_DATASET EXCERPTS_
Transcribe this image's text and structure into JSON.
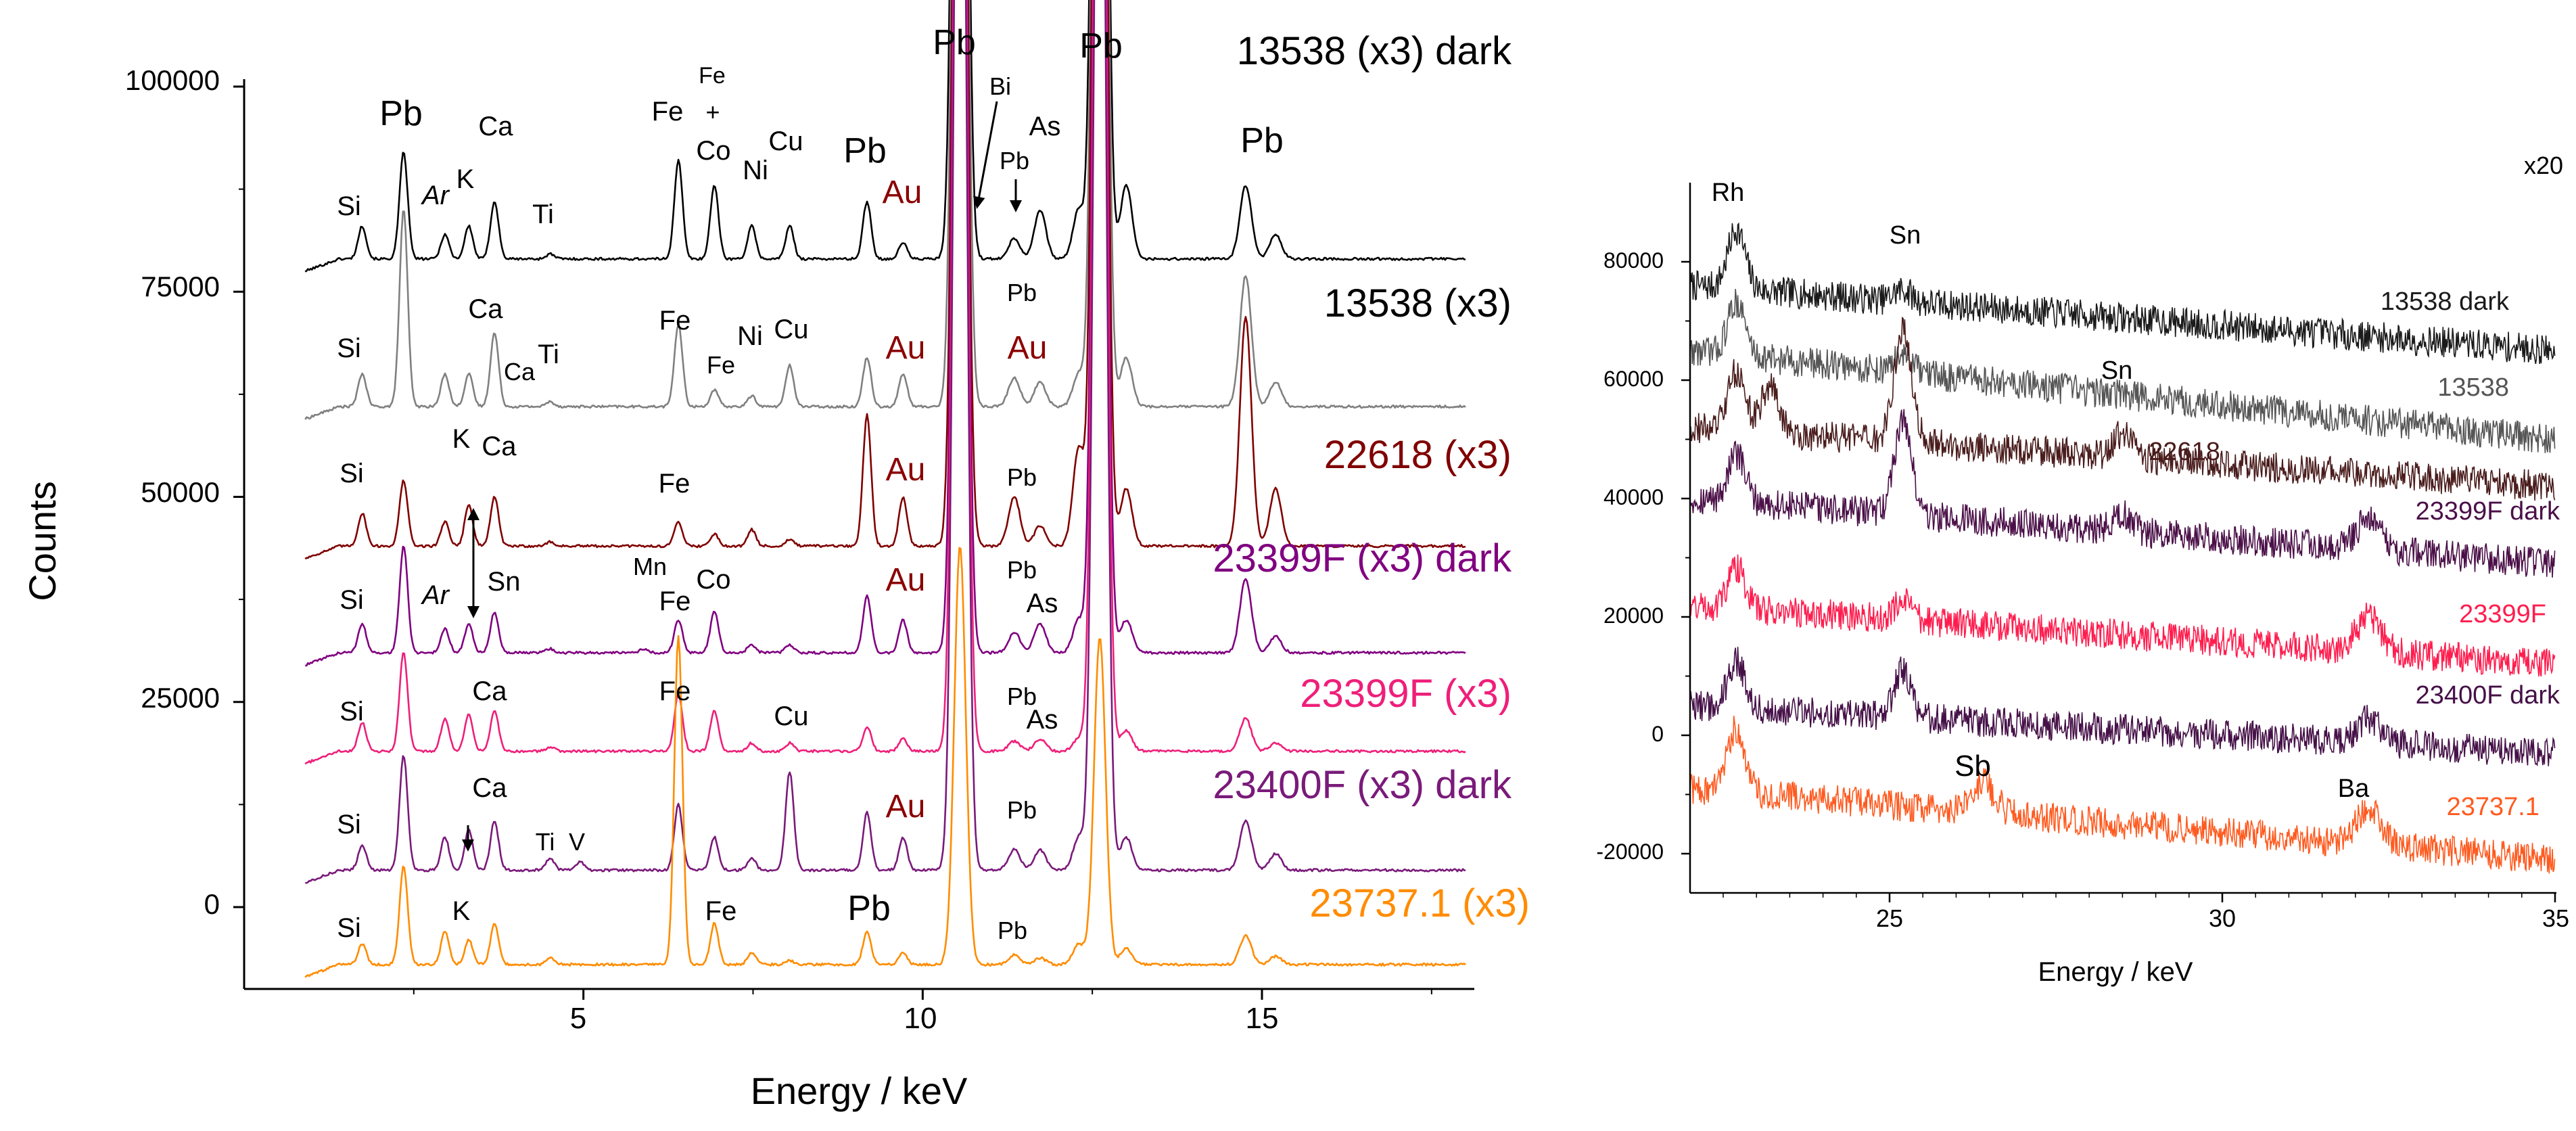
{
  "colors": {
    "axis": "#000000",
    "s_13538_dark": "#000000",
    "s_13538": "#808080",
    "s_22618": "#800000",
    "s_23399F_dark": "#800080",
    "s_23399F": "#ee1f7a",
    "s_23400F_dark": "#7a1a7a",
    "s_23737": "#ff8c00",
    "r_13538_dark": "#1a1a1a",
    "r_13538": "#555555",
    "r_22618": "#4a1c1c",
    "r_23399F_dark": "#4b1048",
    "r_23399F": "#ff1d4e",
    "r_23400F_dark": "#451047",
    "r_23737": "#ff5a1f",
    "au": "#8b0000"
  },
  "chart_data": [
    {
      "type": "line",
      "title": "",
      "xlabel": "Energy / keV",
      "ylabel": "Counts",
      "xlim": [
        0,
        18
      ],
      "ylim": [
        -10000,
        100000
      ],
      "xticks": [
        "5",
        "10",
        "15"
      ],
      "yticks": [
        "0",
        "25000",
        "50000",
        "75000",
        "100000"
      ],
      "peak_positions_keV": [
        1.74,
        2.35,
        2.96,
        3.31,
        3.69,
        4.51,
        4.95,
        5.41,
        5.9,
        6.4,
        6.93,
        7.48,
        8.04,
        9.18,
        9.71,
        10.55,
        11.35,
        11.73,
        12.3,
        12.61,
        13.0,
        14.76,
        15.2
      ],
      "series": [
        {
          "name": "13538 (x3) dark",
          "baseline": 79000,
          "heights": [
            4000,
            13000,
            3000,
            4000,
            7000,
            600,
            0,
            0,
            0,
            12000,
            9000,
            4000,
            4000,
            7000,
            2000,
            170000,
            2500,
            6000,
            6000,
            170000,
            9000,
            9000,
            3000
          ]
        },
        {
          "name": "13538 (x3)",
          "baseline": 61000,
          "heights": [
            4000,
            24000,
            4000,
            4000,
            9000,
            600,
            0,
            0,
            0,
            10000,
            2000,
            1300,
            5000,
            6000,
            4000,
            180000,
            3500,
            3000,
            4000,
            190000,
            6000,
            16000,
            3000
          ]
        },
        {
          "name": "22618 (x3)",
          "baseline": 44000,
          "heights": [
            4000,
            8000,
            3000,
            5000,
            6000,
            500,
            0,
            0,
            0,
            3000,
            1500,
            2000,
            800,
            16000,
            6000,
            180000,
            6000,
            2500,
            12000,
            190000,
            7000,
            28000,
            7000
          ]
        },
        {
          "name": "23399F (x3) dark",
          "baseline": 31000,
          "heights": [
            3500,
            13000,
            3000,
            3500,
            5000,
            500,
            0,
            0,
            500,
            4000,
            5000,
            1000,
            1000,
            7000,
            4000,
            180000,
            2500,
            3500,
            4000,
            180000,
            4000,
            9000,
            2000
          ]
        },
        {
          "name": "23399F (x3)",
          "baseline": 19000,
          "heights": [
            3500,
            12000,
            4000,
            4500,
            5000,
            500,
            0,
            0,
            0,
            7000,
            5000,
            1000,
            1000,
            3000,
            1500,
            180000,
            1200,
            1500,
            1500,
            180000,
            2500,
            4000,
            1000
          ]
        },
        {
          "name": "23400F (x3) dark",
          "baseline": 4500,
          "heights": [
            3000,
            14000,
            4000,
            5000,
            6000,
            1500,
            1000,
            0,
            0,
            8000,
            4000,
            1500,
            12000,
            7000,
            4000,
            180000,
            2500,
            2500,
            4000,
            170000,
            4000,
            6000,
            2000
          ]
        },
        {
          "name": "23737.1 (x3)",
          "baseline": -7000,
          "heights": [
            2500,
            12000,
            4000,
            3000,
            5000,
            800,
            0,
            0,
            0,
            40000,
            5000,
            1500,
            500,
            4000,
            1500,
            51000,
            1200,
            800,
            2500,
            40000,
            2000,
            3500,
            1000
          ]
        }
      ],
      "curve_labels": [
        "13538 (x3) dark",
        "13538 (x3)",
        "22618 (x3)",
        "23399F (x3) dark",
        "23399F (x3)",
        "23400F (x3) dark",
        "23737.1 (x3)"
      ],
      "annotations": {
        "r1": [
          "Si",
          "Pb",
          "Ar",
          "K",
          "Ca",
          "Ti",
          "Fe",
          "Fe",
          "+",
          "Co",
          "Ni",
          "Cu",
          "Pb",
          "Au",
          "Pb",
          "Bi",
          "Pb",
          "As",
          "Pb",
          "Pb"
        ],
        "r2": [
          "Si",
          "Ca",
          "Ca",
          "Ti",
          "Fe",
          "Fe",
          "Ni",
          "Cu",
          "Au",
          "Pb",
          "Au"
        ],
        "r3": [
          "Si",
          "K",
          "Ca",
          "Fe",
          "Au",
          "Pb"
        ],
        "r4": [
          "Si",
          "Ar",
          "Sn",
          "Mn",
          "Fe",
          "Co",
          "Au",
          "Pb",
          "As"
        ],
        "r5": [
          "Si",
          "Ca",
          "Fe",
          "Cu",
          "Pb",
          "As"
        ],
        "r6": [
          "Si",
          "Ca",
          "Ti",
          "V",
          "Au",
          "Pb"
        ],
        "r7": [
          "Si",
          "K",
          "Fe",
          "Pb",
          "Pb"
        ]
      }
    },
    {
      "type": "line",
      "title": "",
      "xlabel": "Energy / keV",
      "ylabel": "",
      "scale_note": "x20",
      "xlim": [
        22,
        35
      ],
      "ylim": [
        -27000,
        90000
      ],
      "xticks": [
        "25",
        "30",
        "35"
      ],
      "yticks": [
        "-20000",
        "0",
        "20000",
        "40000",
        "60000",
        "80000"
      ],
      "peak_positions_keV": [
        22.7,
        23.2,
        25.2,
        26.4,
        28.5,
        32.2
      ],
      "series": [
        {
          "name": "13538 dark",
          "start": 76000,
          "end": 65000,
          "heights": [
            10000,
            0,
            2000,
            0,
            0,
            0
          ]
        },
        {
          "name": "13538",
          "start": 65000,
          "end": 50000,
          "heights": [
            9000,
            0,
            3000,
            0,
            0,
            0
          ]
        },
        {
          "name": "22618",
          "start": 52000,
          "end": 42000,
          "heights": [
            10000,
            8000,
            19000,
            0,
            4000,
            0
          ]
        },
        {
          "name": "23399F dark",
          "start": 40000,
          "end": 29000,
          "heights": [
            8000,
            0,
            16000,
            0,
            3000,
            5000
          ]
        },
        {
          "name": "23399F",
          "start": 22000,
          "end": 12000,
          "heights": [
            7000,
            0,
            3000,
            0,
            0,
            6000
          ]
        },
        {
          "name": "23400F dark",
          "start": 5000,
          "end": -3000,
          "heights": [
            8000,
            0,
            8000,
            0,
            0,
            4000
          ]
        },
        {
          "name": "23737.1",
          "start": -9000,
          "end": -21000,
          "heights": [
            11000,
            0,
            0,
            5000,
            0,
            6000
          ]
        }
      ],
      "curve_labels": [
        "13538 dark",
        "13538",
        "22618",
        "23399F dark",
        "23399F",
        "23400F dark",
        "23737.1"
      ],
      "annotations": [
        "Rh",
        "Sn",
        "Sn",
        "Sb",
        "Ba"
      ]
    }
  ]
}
---
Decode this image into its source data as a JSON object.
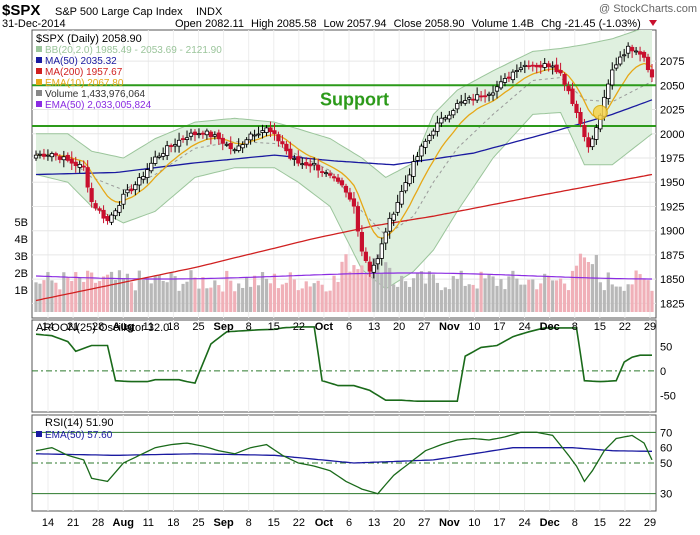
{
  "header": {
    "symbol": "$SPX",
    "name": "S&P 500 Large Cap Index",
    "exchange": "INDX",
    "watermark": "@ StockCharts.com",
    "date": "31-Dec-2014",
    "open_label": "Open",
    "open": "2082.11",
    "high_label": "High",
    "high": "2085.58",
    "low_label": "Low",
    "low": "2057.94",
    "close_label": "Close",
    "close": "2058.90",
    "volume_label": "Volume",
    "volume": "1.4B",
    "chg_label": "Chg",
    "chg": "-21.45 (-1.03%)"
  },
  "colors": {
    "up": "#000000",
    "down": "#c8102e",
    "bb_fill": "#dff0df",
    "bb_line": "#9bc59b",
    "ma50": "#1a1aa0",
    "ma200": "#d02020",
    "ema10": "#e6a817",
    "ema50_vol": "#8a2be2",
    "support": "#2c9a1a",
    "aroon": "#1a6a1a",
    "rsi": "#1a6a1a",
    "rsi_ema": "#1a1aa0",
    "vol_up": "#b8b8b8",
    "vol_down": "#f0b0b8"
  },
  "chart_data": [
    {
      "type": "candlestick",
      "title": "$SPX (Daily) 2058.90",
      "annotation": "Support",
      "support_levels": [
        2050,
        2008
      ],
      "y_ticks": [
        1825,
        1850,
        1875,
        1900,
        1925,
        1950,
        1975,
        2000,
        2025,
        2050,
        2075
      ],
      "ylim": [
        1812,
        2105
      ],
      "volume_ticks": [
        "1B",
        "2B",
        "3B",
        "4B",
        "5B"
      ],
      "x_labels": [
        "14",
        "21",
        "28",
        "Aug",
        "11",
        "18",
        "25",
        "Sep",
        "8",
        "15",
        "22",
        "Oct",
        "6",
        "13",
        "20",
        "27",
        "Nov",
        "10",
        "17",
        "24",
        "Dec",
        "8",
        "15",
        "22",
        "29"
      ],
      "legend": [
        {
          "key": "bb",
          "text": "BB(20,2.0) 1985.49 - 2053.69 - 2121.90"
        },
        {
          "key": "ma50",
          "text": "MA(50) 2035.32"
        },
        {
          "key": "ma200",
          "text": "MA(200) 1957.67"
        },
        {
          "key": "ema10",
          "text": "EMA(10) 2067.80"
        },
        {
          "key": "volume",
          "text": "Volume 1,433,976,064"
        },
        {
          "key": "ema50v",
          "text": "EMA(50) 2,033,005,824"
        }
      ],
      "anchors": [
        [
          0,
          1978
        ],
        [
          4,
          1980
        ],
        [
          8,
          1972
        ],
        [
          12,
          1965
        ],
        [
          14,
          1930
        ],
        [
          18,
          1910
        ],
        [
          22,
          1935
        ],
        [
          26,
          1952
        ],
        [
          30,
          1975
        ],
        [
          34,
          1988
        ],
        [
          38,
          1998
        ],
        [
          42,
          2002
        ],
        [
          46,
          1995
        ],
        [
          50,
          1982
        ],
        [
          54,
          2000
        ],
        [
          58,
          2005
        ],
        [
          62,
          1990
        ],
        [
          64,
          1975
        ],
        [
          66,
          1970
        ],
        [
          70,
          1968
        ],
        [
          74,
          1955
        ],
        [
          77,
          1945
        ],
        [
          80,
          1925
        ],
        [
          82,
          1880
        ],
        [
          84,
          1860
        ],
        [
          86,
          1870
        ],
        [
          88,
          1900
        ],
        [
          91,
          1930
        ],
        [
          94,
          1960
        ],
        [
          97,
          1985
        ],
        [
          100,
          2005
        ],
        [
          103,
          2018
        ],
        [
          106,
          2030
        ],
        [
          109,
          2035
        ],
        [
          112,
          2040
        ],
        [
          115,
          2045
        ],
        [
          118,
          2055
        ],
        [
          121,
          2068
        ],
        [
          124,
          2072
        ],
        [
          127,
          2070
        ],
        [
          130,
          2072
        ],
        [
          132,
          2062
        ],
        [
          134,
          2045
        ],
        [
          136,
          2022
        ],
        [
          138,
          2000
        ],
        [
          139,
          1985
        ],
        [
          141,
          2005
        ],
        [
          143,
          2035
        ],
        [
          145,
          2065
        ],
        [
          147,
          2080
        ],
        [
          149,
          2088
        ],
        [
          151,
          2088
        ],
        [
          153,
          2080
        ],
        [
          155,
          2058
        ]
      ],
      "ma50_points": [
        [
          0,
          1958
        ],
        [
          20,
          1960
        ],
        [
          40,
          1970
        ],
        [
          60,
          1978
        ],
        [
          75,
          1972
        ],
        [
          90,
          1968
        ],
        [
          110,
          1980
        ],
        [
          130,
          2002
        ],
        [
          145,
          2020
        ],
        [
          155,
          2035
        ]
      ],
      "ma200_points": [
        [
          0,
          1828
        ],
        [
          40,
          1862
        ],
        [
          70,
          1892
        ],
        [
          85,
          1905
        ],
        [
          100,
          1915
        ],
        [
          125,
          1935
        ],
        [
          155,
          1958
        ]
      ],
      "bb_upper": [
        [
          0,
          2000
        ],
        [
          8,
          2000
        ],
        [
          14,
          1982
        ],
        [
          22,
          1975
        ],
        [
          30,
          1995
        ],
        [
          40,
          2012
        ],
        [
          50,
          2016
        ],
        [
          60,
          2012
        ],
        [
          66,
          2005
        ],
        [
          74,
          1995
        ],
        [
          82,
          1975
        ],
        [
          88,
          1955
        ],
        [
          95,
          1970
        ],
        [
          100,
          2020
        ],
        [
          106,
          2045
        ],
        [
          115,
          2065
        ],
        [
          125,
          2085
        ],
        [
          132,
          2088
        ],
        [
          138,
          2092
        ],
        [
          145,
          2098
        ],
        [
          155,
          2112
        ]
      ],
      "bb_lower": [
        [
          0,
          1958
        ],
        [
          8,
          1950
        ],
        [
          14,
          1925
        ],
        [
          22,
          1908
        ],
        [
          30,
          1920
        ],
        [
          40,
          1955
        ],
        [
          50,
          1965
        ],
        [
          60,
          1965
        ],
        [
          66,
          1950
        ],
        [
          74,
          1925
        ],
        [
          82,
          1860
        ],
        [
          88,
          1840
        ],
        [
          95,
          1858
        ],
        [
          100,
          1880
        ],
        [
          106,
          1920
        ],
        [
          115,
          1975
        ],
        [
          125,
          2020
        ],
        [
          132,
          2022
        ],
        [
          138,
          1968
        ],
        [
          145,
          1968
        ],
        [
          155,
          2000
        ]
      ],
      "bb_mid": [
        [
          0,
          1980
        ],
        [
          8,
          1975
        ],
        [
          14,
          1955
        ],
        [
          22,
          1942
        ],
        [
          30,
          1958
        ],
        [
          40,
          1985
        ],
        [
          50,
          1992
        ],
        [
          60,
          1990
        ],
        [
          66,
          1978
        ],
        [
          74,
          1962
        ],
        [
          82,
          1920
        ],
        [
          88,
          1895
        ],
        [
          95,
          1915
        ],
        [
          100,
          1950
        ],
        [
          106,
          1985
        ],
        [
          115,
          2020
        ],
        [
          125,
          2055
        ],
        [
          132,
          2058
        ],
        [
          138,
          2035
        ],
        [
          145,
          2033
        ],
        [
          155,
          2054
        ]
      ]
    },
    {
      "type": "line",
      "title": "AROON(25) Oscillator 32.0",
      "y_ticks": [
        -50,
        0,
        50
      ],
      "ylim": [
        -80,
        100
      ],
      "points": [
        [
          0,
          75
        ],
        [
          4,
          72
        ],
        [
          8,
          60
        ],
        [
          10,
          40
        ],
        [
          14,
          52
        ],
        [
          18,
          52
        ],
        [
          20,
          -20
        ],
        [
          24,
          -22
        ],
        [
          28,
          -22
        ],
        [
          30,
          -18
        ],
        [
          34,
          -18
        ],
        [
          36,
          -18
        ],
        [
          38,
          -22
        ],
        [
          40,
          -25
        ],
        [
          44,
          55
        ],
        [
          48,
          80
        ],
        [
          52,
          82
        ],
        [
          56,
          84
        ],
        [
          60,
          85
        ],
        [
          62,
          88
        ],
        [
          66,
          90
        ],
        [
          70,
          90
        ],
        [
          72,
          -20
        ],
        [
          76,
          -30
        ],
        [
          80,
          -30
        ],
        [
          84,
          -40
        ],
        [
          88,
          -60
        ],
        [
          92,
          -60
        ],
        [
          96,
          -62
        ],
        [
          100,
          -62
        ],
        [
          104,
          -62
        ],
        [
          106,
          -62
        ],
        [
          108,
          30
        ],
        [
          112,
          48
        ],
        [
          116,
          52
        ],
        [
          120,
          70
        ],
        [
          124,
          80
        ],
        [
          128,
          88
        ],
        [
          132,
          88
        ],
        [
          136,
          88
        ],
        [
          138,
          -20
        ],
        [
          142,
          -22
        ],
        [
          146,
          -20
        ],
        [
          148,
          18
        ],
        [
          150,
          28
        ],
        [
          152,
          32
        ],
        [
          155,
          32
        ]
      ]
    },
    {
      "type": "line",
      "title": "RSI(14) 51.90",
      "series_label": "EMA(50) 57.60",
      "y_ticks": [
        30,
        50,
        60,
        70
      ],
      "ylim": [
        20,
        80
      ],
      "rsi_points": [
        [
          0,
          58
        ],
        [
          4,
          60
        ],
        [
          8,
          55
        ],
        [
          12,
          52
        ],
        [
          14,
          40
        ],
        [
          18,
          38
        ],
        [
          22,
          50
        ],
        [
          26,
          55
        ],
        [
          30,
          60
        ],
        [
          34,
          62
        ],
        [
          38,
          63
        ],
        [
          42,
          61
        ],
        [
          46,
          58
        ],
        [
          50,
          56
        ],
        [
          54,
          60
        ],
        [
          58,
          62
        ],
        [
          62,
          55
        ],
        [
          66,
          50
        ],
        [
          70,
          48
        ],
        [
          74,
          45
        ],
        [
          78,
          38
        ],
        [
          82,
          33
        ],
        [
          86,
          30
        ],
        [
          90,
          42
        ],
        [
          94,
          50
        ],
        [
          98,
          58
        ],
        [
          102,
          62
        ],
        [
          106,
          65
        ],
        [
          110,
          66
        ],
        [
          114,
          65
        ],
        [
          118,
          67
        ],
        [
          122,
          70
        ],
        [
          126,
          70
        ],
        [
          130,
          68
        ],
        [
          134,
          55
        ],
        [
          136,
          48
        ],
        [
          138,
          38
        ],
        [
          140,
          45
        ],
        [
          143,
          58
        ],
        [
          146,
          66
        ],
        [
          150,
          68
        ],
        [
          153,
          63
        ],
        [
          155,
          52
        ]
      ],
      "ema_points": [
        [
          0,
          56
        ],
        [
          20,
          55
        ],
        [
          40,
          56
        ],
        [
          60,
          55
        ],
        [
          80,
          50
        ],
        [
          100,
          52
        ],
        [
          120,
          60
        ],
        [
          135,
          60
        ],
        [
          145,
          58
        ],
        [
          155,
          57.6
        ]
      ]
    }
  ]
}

_TASK GOAL_
Lines that hold the word "into" are the ones to return, every one of them.

_FULL OUTPUT_
Transcribe this image's text and structure into JSON.
Decode this image into its source data as a JSON object.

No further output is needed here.